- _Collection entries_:

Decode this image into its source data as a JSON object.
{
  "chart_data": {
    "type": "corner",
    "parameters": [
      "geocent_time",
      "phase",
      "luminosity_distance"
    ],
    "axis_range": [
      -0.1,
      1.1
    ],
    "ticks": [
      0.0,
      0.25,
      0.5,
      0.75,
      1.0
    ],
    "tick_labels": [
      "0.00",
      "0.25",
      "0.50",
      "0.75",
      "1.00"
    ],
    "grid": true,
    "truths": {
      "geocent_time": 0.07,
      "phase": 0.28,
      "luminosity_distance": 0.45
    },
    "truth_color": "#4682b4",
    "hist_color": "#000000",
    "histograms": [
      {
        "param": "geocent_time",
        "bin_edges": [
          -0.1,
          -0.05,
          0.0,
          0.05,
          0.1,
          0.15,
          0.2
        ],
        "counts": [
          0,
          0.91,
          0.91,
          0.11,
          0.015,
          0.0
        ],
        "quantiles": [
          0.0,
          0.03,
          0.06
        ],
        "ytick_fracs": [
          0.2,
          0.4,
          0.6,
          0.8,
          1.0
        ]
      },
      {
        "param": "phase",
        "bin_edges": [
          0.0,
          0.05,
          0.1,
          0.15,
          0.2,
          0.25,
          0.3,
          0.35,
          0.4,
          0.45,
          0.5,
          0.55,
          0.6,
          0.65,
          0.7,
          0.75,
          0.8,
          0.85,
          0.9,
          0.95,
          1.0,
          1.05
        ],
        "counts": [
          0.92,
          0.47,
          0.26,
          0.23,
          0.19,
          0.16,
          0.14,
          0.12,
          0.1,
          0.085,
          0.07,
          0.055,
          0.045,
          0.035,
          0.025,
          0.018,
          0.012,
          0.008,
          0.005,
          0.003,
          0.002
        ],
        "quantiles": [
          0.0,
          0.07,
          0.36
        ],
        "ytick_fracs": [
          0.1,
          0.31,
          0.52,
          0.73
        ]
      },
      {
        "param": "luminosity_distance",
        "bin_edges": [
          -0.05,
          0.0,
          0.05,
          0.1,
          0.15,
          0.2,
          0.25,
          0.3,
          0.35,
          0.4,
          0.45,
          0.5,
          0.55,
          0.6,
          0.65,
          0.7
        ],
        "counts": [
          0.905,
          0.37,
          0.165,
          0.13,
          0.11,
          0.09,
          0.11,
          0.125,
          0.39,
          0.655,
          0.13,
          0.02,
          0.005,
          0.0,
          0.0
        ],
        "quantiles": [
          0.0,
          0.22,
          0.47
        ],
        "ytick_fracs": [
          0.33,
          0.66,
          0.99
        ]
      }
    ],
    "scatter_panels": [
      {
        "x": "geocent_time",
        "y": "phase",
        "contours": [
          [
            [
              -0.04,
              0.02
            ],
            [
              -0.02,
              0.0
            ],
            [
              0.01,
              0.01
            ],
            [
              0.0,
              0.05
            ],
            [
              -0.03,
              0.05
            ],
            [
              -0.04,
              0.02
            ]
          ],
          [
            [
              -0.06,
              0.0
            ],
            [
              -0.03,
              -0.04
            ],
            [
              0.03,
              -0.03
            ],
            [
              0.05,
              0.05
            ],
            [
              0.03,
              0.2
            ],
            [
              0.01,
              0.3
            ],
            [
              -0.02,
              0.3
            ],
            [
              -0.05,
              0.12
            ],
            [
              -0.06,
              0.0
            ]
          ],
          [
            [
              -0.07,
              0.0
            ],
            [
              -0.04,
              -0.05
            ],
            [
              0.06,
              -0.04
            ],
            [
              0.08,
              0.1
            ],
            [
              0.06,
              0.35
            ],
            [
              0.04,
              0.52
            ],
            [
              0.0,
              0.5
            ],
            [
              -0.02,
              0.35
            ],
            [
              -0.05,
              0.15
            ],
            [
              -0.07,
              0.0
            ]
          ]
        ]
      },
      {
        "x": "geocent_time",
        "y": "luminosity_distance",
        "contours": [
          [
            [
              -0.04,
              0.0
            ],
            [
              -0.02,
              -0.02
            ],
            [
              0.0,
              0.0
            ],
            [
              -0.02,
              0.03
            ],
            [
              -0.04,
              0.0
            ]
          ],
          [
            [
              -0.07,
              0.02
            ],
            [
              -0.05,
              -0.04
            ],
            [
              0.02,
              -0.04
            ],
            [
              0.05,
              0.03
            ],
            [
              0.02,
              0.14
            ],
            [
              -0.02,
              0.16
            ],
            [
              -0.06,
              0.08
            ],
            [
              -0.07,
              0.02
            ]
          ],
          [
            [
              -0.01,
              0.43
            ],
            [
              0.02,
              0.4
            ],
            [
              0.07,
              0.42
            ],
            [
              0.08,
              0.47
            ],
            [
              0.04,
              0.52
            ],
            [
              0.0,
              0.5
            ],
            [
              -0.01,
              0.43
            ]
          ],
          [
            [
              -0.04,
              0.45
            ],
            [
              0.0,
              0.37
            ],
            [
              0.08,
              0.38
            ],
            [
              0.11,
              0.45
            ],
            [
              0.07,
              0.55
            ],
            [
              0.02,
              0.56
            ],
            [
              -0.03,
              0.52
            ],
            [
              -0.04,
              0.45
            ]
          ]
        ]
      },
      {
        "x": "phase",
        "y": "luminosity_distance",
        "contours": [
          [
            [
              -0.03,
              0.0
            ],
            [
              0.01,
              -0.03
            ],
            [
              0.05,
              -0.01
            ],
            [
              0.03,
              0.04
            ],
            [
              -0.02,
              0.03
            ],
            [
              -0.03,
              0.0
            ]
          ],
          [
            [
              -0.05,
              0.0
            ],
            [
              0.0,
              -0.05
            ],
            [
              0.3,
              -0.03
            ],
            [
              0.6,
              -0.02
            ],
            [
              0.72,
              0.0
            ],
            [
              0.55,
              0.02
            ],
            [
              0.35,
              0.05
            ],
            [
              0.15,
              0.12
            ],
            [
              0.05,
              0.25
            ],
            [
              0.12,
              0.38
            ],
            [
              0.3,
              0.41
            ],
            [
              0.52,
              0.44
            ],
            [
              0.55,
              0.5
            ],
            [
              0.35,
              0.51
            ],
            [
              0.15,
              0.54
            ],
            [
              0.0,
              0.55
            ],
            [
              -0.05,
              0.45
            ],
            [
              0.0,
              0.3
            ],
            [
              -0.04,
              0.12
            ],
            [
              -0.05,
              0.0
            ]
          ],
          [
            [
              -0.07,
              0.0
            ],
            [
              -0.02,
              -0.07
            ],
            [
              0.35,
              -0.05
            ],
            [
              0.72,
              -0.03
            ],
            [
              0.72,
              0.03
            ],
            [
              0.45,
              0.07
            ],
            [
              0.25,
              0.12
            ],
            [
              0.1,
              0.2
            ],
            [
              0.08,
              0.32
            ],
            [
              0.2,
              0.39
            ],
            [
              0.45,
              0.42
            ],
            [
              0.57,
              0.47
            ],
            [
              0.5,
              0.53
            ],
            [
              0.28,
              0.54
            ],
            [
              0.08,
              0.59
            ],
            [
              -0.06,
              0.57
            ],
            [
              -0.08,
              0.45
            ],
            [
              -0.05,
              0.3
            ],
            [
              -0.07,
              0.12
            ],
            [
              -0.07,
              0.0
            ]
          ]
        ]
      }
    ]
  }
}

- _Exercise prompt_: Count up every line above that has the word "phase" in it; answer with the number alone.

- _Answer to the problem_: 5